Objective
Every line that contains the word "Suzanne" should be copied out.

Material for this task
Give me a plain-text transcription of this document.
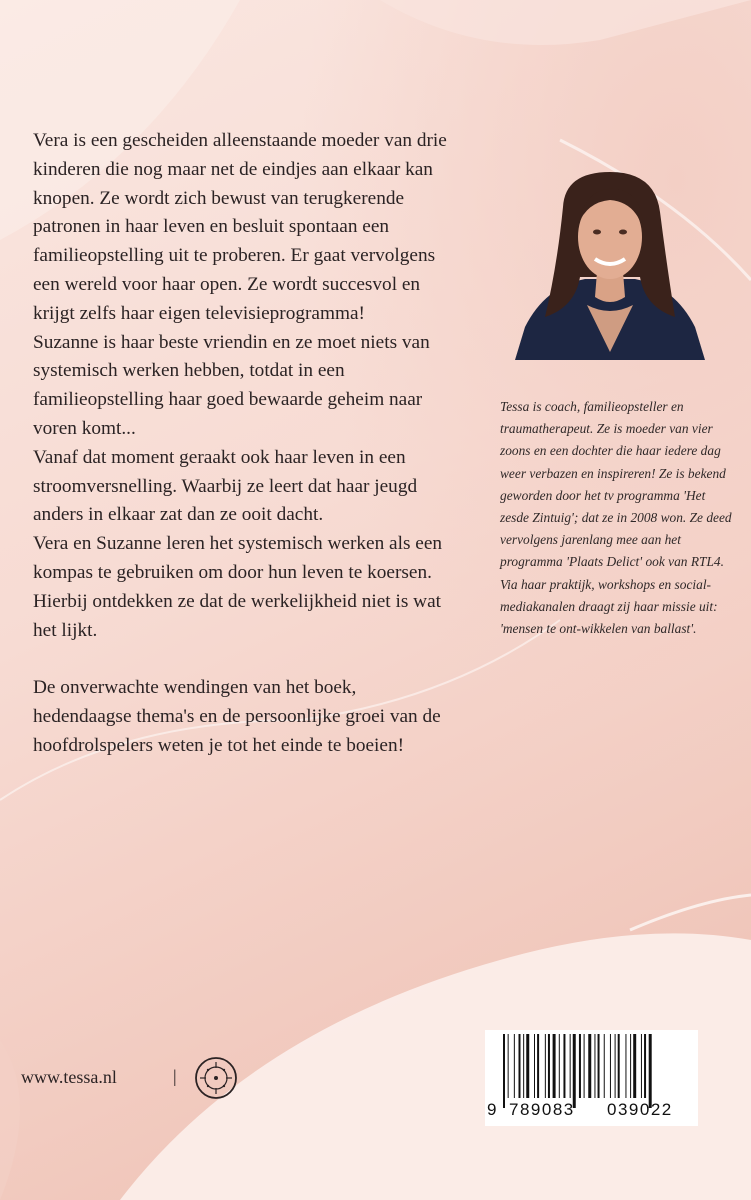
Vera is een gescheiden alleenstaande moeder van drie kinderen die nog maar net de eindjes aan elkaar kan knopen. Ze wordt zich bewust van terugkerende patronen in haar leven en besluit spontaan een familieopstelling uit te proberen. Er gaat vervolgens een wereld voor haar open. Ze wordt succesvol en krijgt zelfs haar eigen televisieprogramma!

Suzanne is haar beste vriendin en ze moet niets van systemisch werken hebben, totdat in een familieopstelling haar goed bewaarde geheim naar voren komt...

Vanaf dat moment geraakt ook haar leven in een stroomversnelling. Waarbij ze leert dat haar jeugd anders in elkaar zat dan ze ooit dacht.

Vera en Suzanne leren het systemisch werken als een kompas te gebruiken om door hun leven te koersen. Hierbij ontdekken ze dat de werkelijkheid niet is wat het lijkt.

De onverwachte wendingen van het boek, hedendaagse thema's en de persoonlijke groei van de hoofdrolspelers weten je tot het einde te boeien!

Tessa is coach, familieopsteller en traumatherapeut. Ze is moeder van vier zoons en een dochter die haar iedere dag weer verbazen en inspireren! Ze is bekend geworden door het tv programma 'Het zesde Zintuig'; dat ze in 2008 won. Ze deed vervolgens jarenlang mee aan het programma 'Plaats Delict' ook van RTL4.

Via haar praktijk, workshops en social-mediakanalen draagt zij haar missie uit: 'mensen te ont-wikkelen van ballast'.

www.tessa.nl	|
9 789083 039022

The response
Suzanne is haar beste vriendin en ze moet niets van systemisch werken hebben, totdat in een familieopstelling haar goed bewaarde geheim naar voren komt...
Vera en Suzanne leren het systemisch werken als een kompas te gebruiken om door hun leven te koersen. Hierbij ontdekken ze dat de werkelijkheid niet is wat het lijkt.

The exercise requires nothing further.